Stored data entries:
........

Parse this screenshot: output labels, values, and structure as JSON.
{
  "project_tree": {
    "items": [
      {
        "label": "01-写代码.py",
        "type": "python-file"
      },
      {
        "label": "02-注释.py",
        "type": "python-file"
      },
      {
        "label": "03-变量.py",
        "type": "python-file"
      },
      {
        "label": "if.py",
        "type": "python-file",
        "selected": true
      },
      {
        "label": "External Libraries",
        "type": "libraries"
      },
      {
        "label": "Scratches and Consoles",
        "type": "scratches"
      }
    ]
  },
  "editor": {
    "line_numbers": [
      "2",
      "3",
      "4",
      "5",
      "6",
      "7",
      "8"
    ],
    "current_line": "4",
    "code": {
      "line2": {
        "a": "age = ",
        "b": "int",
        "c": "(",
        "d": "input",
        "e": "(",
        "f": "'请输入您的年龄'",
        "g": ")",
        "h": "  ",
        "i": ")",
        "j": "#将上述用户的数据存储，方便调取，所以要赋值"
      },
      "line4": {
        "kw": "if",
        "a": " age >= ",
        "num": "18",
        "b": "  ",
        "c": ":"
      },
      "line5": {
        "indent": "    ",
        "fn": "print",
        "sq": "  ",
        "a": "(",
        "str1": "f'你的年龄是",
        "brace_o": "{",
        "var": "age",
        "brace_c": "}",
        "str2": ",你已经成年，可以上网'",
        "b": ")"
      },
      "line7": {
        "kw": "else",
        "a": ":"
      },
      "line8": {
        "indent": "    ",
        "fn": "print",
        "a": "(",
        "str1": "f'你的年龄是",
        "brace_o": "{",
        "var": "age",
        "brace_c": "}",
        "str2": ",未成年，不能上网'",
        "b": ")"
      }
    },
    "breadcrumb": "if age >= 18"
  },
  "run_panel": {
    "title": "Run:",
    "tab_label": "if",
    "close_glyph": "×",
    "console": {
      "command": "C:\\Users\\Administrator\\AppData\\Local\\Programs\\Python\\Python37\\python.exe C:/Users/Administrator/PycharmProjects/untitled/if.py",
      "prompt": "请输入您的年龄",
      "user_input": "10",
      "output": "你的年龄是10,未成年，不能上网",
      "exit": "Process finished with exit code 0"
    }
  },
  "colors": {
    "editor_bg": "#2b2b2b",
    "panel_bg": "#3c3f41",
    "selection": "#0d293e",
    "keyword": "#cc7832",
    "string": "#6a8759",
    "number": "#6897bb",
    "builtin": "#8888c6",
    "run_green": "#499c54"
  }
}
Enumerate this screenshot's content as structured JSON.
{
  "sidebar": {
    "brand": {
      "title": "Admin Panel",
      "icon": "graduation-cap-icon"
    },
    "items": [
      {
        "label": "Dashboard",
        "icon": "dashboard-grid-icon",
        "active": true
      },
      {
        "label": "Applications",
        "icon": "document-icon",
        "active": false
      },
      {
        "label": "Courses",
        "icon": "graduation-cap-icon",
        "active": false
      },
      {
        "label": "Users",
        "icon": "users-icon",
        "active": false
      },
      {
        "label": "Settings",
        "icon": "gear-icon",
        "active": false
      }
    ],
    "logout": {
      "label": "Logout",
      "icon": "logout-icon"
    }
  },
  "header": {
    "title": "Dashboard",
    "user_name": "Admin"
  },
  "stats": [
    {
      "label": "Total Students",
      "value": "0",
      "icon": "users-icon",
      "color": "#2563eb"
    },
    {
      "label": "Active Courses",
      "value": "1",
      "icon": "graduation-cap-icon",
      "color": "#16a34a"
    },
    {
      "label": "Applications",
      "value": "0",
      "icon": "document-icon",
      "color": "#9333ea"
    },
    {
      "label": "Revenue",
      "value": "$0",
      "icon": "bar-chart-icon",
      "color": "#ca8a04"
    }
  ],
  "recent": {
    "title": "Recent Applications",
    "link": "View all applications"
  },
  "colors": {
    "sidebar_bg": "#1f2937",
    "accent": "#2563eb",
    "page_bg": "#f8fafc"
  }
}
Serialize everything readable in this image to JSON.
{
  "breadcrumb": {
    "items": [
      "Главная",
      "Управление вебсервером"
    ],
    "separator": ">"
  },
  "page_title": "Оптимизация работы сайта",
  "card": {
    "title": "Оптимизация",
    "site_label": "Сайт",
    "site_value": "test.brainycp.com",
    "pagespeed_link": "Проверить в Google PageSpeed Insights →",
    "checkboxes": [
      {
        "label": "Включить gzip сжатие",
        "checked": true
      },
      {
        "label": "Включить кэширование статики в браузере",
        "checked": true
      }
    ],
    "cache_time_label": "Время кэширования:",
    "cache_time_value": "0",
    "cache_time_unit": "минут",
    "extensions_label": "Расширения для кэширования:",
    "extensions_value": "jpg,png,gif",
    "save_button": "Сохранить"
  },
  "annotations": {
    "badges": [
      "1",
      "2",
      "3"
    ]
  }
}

........

- [Exercise prompt]:
What do the records say? Quote them all exactly.

- [Written solution]:
Parse this screenshot: output labels, values, and structure as JSON.
{
  "project_tree": {
    "items": [
      {
        "label": "01-写代码.py",
        "type": "python-file"
      },
      {
        "label": "02-注释.py",
        "type": "python-file"
      },
      {
        "label": "03-变量.py",
        "type": "python-file"
      },
      {
        "label": "if.py",
        "type": "python-file",
        "selected": true
      },
      {
        "label": "External Libraries",
        "type": "libraries"
      },
      {
        "label": "Scratches and Consoles",
        "type": "scratches"
      }
    ]
  },
  "editor": {
    "line_numbers": [
      "2",
      "3",
      "4",
      "5",
      "6",
      "7",
      "8"
    ],
    "current_line": "4",
    "code": {
      "line2": {
        "a": "age = ",
        "b": "int",
        "c": "(",
        "d": "input",
        "e": "(",
        "f": "'请输入您的年龄'",
        "g": ")",
        "h": "  ",
        "i": ")",
        "j": "#将上述用户的数据存储，方便调取，所以要赋值"
      },
      "line4": {
        "kw": "if",
        "a": " age >= ",
        "num": "18",
        "b": "  ",
        "c": ":"
      },
      "line5": {
        "indent": "    ",
        "fn": "print",
        "sq": "  ",
        "a": "(",
        "str1": "f'你的年龄是",
        "brace_o": "{",
        "var": "age",
        "brace_c": "}",
        "str2": ",你已经成年，可以上网'",
        "b": ")"
      },
      "line7": {
        "kw": "else",
        "a": ":"
      },
      "line8": {
        "indent": "    ",
        "fn": "print",
        "a": "(",
        "str1": "f'你的年龄是",
        "brace_o": "{",
        "var": "age",
        "brace_c": "}",
        "str2": ",未成年，不能上网'",
        "b": ")"
      }
    },
    "breadcrumb": "if age >= 18"
  },
  "run_panel": {
    "title": "Run:",
    "tab_label": "if",
    "close_glyph": "×",
    "console": {
      "command": "C:\\Users\\Administrator\\AppData\\Local\\Programs\\Python\\Python37\\python.exe C:/Users/Administrator/PycharmProjects/untitled/if.py",
      "prompt": "请输入您的年龄",
      "user_input": "10",
      "output": "你的年龄是10,未成年，不能上网",
      "exit": "Process finished with exit code 0"
    }
  },
  "colors": {
    "editor_bg": "#2b2b2b",
    "panel_bg": "#3c3f41",
    "selection": "#0d293e",
    "keyword": "#cc7832",
    "string": "#6a8759",
    "number": "#6897bb",
    "builtin": "#8888c6",
    "run_green": "#499c54"
  }
}
Enumerate this screenshot's content as structured JSON.
{
  "sidebar": {
    "brand": {
      "title": "Admin Panel",
      "icon": "graduation-cap-icon"
    },
    "items": [
      {
        "label": "Dashboard",
        "icon": "dashboard-grid-icon",
        "active": true
      },
      {
        "label": "Applications",
        "icon": "document-icon",
        "active": false
      },
      {
        "label": "Courses",
        "icon": "graduation-cap-icon",
        "active": false
      },
      {
        "label": "Users",
        "icon": "users-icon",
        "active": false
      },
      {
        "label": "Settings",
        "icon": "gear-icon",
        "active": false
      }
    ],
    "logout": {
      "label": "Logout",
      "icon": "logout-icon"
    }
  },
  "header": {
    "title": "Dashboard",
    "user_name": "Admin"
  },
  "stats": [
    {
      "label": "Total Students",
      "value": "0",
      "icon": "users-icon",
      "color": "#2563eb"
    },
    {
      "label": "Active Courses",
      "value": "1",
      "icon": "graduation-cap-icon",
      "color": "#16a34a"
    },
    {
      "label": "Applications",
      "value": "0",
      "icon": "document-icon",
      "color": "#9333ea"
    },
    {
      "label": "Revenue",
      "value": "$0",
      "icon": "bar-chart-icon",
      "color": "#ca8a04"
    }
  ],
  "recent": {
    "title": "Recent Applications",
    "link": "View all applications"
  },
  "colors": {
    "sidebar_bg": "#1f2937",
    "accent": "#2563eb",
    "page_bg": "#f8fafc"
  }
}
Serialize everything readable in this image to JSON.
{
  "breadcrumb": {
    "items": [
      "Главная",
      "Управление вебсервером"
    ],
    "separator": ">"
  },
  "page_title": "Оптимизация работы сайта",
  "card": {
    "title": "Оптимизация",
    "site_label": "Сайт",
    "site_value": "test.brainycp.com",
    "pagespeed_link": "Проверить в Google PageSpeed Insights →",
    "checkboxes": [
      {
        "label": "Включить gzip сжатие",
        "checked": true
      },
      {
        "label": "Включить кэширование статики в браузере",
        "checked": true
      }
    ],
    "cache_time_label": "Время кэширования:",
    "cache_time_value": "0",
    "cache_time_unit": "минут",
    "extensions_label": "Расширения для кэширования:",
    "extensions_value": "jpg,png,gif",
    "save_button": "Сохранить"
  },
  "annotations": {
    "badges": [
      "1",
      "2",
      "3"
    ]
  }
}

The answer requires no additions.